- Aufgaben:
1) Führe sämtliche Ratschläge auf, die Anfänger92 im Textauszug gibt.
2) Beantworte zum Textauszug diese Fragen:
(a) Welches Datum trägt der Beitrag von Anfänger92?
(b) Mit welchem Grund entschuldigt Anfänger92 die späte Antwort?
(c) Welcher Benutzername steht beim Datum 11. November 2009?

#### Textauszug

Hab` ich probiert, funktioniert leider nicht.


----------



## Anfänger92 (12. September 2009)

Hey,

Sorry für die späte Antwort, bin jetz ina Ausbildung und inna Woche nich mehr so viel da 

Versuchs mal genau mit dekm Code aus dem Buch, oder Benutz mal ein Referenz-Device.
Also: D3DDEVTYPE_REF <-- oder so ähnlich 

Sonst guck nochmal ins Buch da mussten eigentlich stehen welche Parameter richtig sind.

MFG
Anfänger


----------



## snowrpa (11. November 2009)

########
#### Einträge

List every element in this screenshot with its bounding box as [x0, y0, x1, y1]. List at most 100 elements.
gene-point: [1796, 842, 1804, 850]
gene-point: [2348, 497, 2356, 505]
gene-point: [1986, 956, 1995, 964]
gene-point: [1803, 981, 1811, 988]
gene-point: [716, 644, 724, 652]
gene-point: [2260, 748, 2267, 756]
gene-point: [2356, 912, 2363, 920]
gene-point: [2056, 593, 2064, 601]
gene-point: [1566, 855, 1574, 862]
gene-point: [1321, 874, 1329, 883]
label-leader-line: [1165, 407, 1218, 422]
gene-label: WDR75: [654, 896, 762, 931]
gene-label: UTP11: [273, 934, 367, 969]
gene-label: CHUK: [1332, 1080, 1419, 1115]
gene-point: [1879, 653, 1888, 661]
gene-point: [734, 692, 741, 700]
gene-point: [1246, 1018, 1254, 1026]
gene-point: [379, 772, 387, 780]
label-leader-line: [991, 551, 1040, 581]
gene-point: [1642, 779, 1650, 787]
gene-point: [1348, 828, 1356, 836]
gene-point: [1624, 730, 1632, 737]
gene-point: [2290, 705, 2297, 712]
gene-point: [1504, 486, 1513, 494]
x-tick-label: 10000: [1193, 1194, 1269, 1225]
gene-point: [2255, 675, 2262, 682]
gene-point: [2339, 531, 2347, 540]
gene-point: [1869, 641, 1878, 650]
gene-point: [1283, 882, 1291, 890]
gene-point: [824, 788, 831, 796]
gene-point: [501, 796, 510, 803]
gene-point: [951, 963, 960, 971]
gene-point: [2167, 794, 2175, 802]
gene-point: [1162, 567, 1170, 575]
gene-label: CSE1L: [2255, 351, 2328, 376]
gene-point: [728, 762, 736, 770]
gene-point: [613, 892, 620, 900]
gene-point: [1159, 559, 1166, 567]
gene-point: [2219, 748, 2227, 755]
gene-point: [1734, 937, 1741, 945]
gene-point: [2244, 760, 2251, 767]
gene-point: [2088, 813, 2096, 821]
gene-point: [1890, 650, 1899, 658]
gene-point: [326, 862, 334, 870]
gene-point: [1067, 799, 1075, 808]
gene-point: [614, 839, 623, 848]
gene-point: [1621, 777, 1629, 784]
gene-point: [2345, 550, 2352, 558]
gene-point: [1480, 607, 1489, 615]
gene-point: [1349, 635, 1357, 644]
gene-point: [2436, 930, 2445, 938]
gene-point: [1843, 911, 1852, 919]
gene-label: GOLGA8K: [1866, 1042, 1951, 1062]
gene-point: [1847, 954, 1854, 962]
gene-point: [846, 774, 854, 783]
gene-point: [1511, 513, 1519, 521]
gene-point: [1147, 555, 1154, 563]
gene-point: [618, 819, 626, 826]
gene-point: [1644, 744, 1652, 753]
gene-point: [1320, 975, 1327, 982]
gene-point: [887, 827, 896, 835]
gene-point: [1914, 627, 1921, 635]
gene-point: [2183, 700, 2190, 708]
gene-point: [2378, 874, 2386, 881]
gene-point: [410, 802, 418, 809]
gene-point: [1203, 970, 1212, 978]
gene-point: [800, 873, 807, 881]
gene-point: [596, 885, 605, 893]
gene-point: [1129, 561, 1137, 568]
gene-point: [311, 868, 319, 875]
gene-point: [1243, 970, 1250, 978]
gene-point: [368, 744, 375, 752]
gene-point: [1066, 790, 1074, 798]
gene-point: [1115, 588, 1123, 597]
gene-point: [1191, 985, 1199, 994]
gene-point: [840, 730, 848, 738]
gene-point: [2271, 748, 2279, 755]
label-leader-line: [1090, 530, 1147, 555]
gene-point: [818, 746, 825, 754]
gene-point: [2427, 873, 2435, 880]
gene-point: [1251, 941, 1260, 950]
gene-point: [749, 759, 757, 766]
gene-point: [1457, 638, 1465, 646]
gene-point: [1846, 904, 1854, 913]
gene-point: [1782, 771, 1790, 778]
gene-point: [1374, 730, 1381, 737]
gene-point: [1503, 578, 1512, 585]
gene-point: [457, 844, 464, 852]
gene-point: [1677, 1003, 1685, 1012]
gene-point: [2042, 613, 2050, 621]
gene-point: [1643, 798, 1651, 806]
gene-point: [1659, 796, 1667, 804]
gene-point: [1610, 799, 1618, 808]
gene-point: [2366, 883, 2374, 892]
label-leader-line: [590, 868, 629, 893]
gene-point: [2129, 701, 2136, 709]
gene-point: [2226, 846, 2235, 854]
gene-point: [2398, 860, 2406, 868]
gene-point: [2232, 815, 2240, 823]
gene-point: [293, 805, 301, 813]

########

- Antworten:
1)
- Genau den Code aus dem Buch verwenden.
- Ein Referenz-Device benutzen (D3DDEVTYPE_REF oder so ähnlich).
- Noch einmal im Buch nachsehen, welche Parameter richtig sind.

2)
(a) 12. September 2009
(b) Die Ausbildung, wegen der Anfänger92 unter der Woche nicht mehr so viel da ist.
(c) snowrpa